* **WRITTEN REQUEST**
Find the string "content" and gather every line that holds it.

* **RECORDED DATA**
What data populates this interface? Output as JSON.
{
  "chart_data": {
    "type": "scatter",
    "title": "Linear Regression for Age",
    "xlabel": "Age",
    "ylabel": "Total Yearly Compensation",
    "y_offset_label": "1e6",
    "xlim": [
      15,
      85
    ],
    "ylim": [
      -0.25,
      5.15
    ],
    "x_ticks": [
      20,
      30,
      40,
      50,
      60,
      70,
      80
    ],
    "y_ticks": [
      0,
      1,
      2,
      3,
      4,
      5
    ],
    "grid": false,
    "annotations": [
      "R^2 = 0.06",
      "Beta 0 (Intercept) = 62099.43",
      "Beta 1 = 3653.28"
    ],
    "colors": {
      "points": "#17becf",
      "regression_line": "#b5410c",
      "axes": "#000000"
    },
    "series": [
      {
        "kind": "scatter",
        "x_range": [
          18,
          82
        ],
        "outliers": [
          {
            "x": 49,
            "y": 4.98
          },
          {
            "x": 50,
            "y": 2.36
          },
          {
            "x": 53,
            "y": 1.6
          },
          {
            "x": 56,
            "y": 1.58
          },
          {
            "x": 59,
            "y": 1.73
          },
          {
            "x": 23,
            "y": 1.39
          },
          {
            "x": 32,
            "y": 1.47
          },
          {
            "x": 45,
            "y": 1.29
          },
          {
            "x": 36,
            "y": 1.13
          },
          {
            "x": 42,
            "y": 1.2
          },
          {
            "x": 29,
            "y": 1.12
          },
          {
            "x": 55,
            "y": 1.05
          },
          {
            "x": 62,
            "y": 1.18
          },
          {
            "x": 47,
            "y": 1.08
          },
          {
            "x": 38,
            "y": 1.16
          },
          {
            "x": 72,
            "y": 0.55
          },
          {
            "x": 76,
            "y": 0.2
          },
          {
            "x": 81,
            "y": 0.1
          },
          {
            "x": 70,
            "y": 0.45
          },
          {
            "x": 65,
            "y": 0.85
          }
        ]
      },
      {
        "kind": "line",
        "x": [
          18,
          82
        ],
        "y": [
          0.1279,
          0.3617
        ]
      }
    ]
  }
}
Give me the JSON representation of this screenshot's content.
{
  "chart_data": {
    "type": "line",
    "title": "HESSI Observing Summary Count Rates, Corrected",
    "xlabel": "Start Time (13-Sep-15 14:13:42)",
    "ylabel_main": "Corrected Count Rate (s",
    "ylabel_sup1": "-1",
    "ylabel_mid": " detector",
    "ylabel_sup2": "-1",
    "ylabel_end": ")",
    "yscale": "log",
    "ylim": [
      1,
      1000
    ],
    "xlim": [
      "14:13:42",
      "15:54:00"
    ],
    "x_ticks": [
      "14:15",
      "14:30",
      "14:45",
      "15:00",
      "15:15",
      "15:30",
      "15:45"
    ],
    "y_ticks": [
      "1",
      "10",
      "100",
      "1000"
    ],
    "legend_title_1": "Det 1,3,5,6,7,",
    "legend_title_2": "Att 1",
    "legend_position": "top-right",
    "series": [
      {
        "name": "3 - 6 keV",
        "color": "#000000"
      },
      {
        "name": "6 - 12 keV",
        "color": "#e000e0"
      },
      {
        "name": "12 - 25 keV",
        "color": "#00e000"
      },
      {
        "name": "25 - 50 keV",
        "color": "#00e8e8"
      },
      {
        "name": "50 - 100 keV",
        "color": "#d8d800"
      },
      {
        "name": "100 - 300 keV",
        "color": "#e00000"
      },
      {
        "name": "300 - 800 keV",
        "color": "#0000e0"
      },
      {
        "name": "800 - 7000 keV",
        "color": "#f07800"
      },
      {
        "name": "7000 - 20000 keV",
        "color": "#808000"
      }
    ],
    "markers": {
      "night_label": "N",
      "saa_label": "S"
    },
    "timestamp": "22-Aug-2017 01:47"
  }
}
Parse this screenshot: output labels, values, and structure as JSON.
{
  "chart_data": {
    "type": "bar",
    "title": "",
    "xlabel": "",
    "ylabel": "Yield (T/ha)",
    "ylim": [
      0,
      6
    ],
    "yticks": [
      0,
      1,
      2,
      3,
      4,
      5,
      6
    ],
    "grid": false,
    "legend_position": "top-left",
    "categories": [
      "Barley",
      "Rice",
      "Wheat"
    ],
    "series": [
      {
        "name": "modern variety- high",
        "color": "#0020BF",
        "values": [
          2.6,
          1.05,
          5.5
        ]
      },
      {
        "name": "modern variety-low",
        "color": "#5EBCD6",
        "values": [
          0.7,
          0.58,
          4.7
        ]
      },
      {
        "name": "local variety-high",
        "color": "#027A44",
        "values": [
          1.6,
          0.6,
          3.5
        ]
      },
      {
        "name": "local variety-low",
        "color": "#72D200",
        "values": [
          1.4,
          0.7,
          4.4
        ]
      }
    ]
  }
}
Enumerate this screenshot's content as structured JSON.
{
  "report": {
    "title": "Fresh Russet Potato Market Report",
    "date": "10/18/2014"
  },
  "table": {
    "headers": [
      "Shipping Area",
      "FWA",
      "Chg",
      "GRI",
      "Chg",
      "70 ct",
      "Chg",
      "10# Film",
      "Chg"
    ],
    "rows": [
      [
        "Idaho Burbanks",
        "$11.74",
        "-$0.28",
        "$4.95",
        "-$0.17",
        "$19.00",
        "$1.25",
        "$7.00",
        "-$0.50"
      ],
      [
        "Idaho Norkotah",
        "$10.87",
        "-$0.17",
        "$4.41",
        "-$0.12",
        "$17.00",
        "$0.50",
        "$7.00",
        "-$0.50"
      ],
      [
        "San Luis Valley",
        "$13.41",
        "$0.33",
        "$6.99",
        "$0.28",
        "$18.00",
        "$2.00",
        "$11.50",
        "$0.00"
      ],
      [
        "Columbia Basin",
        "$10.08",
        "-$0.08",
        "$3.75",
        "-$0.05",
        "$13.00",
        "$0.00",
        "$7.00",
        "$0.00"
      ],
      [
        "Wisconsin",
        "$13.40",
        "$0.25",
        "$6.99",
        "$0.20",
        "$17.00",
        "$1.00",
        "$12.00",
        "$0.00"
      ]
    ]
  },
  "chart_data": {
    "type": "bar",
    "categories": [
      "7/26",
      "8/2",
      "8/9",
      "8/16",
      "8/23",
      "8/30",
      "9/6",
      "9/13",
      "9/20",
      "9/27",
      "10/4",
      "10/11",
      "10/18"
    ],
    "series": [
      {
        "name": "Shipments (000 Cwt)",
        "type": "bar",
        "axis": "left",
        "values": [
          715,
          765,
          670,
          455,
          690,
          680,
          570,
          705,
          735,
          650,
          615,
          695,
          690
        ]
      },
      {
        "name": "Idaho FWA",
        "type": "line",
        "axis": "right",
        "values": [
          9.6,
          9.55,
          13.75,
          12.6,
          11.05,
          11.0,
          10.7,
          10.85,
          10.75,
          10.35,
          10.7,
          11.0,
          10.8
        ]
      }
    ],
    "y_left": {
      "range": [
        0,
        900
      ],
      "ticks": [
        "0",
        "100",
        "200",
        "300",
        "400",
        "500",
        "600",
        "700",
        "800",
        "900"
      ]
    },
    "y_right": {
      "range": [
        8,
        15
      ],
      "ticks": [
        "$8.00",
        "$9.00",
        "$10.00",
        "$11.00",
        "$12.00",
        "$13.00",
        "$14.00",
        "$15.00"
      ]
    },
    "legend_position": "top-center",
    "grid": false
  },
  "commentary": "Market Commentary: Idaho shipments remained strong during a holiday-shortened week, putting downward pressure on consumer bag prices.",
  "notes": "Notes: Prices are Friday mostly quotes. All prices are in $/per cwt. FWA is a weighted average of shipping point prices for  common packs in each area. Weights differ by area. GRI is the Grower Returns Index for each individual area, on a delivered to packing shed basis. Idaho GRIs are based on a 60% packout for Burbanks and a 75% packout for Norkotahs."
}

* **TASK RESPONSE**
Give me the JSON representation of this screenshot's content.
Enumerate this screenshot's content as structured JSON.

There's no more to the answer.